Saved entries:
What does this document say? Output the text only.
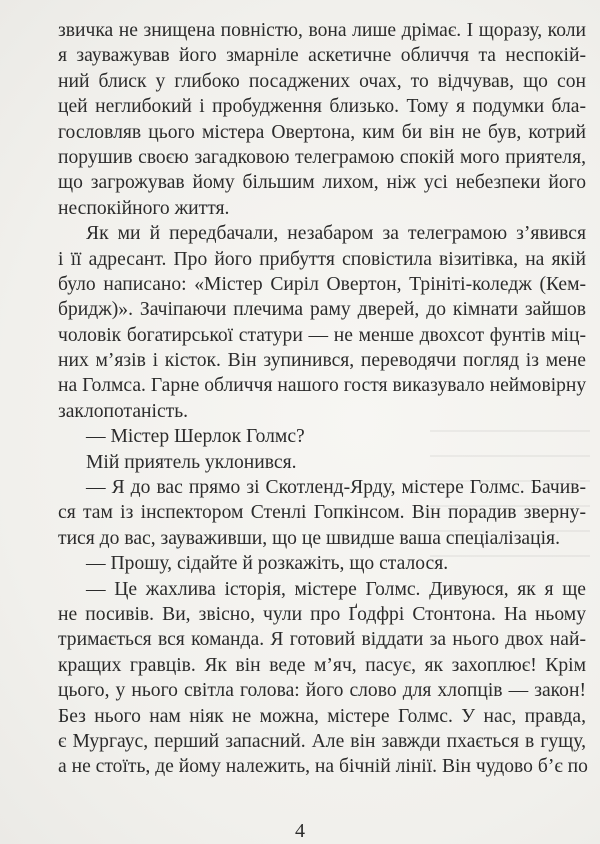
звичка не знищена повністю, вона лише дрімає. І щоразу, коли
я зауважував його змарніле аскетичне обличчя та неспокій-
ний блиск у глибоко посаджених очах, то відчував, що сон
цей неглибокий і пробудження близько. Тому я подумки бла-
гословляв цього містера Овертона, ким би він не був, котрий
порушив своєю загадковою телеграмою спокій мого приятеля,
що загрожував йому більшим лихом, ніж усі небезпеки його
неспокійного життя.
Як ми й передбачали, незабаром за телеграмою з’явився
і її адресант. Про його прибуття сповістила візитівка, на якій
було написано: «Містер Сиріл Овертон, Трініті-коледж (Кем-
бридж)». Зачіпаючи плечима раму дверей, до кімнати зайшов
чоловік богатирської статури — не менше двохсот фунтів міц-
них м’язів і кісток. Він зупинився, переводячи погляд із мене
на Голмса. Гарне обличчя нашого гостя виказувало неймовірну
заклопотаність.
— Містер Шерлок Голмс?
Мій приятель уклонився.
— Я до вас прямо зі Скотленд-Ярду, містере Голмс. Бачив-
ся там із інспектором Стенлі Гопкінсом. Він порадив зверну-
тися до вас, зауваживши, що це швидше ваша спеціалізація.
— Прошу, сідайте й розкажіть, що сталося.
— Це жахлива історія, містере Голмс. Дивуюся, як я ще
не посивів. Ви, звісно, чули про Ґодфрі Стонтона. На ньому
тримається вся команда. Я готовий віддати за нього двох най-
кращих гравців. Як він веде м’яч, пасує, як захоплює! Крім
цього, у нього світла голова: його слово для хлопців — закон!
Без нього нам ніяк не можна, містере Голмс. У нас, правда,
є Мургаус, перший запасний. Але він завжди пхається в гущу,
а не стоїть, де йому належить, на бічній лінії. Він чудово б’є по
4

● **Do this**:
Search the listing for the word "телеграмою". Copy every line in which it occurs.

● **Task solution**:
порушив своєю загадковою телеграмою спокій мого приятеля,
Як ми й передбачали, незабаром за телеграмою з’явився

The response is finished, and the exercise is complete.